# EXERCISE DIRECTIONS
From the records below, copy every line that contains the word "THETAV".

# GIVEN RECORDS
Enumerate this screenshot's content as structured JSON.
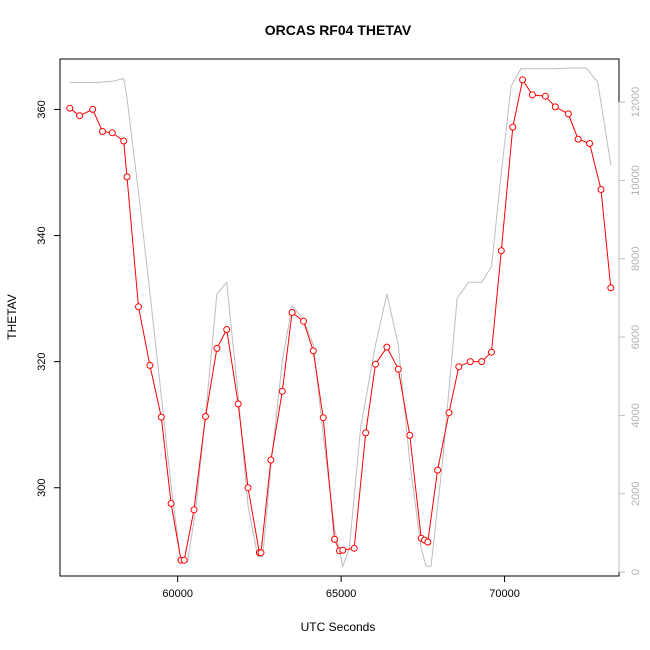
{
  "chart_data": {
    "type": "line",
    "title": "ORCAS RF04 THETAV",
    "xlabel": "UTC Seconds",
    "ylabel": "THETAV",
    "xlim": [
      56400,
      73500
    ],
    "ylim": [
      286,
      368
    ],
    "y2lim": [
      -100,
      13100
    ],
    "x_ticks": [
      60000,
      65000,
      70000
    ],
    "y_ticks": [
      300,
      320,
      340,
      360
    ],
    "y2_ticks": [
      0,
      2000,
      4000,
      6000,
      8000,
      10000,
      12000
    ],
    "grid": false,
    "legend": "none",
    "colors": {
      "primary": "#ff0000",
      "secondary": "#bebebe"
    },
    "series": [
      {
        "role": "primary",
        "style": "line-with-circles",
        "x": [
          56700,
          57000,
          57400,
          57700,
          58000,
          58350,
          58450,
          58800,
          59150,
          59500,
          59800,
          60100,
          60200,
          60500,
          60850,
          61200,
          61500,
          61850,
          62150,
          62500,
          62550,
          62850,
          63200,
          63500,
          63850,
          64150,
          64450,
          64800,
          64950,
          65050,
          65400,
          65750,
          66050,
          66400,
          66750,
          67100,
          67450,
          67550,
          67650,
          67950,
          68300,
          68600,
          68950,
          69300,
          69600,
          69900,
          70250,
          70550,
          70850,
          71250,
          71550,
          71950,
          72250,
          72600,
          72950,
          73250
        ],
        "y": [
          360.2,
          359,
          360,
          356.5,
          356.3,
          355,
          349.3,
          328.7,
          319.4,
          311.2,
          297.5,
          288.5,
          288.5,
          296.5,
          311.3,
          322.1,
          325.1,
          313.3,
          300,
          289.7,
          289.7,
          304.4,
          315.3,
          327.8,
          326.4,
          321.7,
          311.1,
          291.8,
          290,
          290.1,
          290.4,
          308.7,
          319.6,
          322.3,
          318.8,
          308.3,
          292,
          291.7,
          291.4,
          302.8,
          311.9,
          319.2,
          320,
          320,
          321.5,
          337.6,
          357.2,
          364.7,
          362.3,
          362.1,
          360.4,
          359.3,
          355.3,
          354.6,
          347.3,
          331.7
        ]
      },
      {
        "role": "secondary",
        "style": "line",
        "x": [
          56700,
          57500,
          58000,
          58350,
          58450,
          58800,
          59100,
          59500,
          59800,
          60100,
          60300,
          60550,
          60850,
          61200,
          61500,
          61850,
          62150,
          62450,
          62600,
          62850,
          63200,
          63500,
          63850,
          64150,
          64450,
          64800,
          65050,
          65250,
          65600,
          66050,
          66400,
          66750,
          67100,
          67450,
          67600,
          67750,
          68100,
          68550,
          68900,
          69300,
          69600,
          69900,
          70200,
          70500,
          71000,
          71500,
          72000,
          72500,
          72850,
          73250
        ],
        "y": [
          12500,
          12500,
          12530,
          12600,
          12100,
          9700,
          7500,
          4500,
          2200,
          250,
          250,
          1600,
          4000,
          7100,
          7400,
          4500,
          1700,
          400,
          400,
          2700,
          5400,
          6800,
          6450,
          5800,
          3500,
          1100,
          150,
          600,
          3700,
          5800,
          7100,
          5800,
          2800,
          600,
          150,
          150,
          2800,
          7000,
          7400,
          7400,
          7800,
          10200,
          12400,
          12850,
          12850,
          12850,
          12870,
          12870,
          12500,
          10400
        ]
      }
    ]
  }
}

# TASK OUTPUT
    "title": "ORCAS RF04 THETAV",
    "ylabel": "THETAV",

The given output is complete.